### The task
Copy nothing but the text: reproduce each line of the listing exactly and leave the pictures out.

### Data records

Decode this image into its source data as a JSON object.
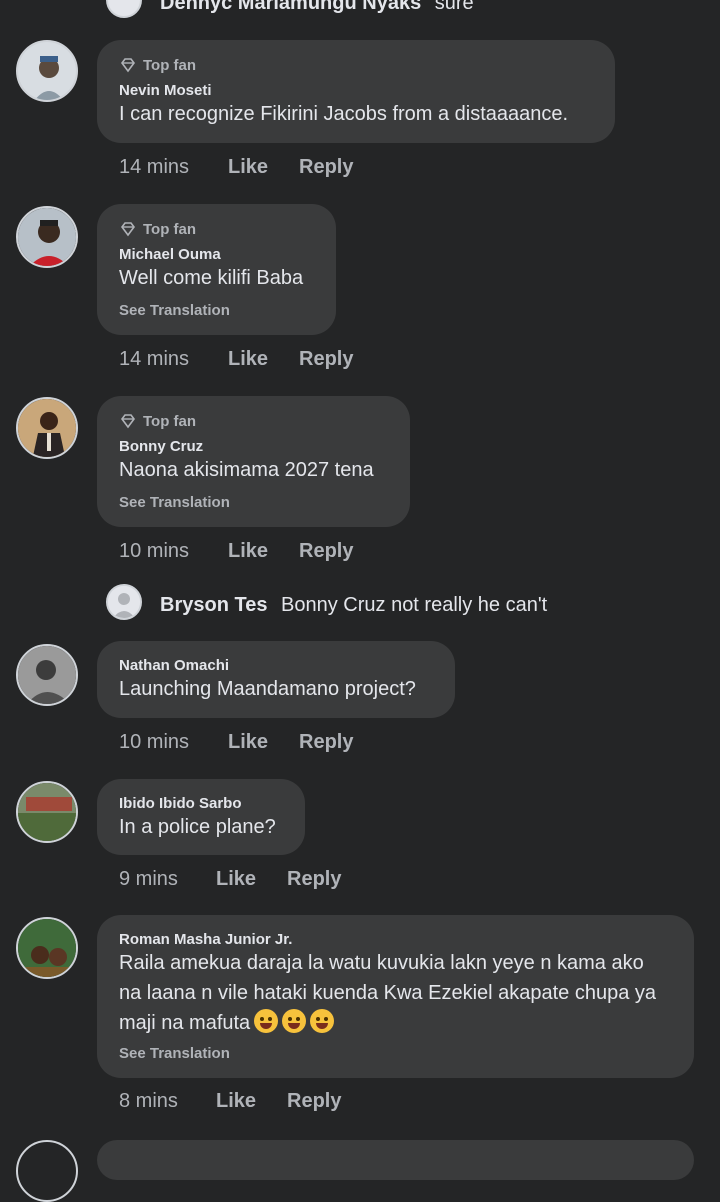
{
  "top_reply": {
    "name": "Dennyc Mariamungu Nyaks",
    "text": "sure"
  },
  "badge_label": "Top fan",
  "action_like": "Like",
  "action_reply": "Reply",
  "see_translation": "See Translation",
  "comments": [
    {
      "name": "Nevin Moseti",
      "text": "I can recognize Fikirini Jacobs from a distaaaance.",
      "time": "14 mins",
      "top_fan": true
    },
    {
      "name": "Michael Ouma",
      "text": "Well come kilifi Baba",
      "time": "14 mins",
      "top_fan": true,
      "translation": true
    },
    {
      "name": "Bonny Cruz",
      "text": "Naona akisimama 2027 tena",
      "time": "10 mins",
      "top_fan": true,
      "translation": true
    },
    {
      "name": "Nathan Omachi",
      "text": "Launching Maandamano project?",
      "time": "10 mins"
    },
    {
      "name": "Ibido Ibido Sarbo",
      "text": "In a police plane?",
      "time": "9 mins"
    },
    {
      "name": "Roman Masha Junior Jr.",
      "text_lines": [
        "Raila amekua daraja la watu kuvukia lakn yeye n kama ako",
        "na laana n vile hataki kuenda Kwa Ezekiel akapate chupa ya",
        "maji na mafuta"
      ],
      "emojis": [
        "crying-cat-emoji",
        "crying-cat-emoji",
        "crying-cat-emoji"
      ],
      "time": "8 mins",
      "translation": true
    }
  ],
  "nested_reply": {
    "name": "Bryson Tes",
    "text": "Bonny Cruz not really he can't"
  }
}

### Worked answer
Decode this image into its source data as a JSON object.
{
  "top_reply": {
    "name": "Dennyc Mariamungu Nyaks",
    "text": "sure"
  },
  "badge_label": "Top fan",
  "action_like": "Like",
  "action_reply": "Reply",
  "see_translation": "See Translation",
  "comments": [
    {
      "name": "Nevin Moseti",
      "text": "I can recognize Fikirini Jacobs from a distaaaance.",
      "time": "14 mins",
      "top_fan": true
    },
    {
      "name": "Michael Ouma",
      "text": "Well come kilifi Baba",
      "time": "14 mins",
      "top_fan": true,
      "translation": true
    },
    {
      "name": "Bonny Cruz",
      "text": "Naona akisimama 2027 tena",
      "time": "10 mins",
      "top_fan": true,
      "translation": true
    },
    {
      "name": "Nathan Omachi",
      "text": "Launching Maandamano project?",
      "time": "10 mins"
    },
    {
      "name": "Ibido Ibido Sarbo",
      "text": "In a police plane?",
      "time": "9 mins"
    },
    {
      "name": "Roman Masha Junior Jr.",
      "text_lines": [
        "Raila amekua daraja la watu kuvukia lakn yeye n kama ako",
        "na laana n vile hataki kuenda Kwa Ezekiel akapate chupa ya",
        "maji na mafuta"
      ],
      "emojis": [
        "crying-cat-emoji",
        "crying-cat-emoji",
        "crying-cat-emoji"
      ],
      "time": "8 mins",
      "translation": true
    }
  ],
  "nested_reply": {
    "name": "Bryson Tes",
    "text": "Bonny Cruz not really he can't"
  }
}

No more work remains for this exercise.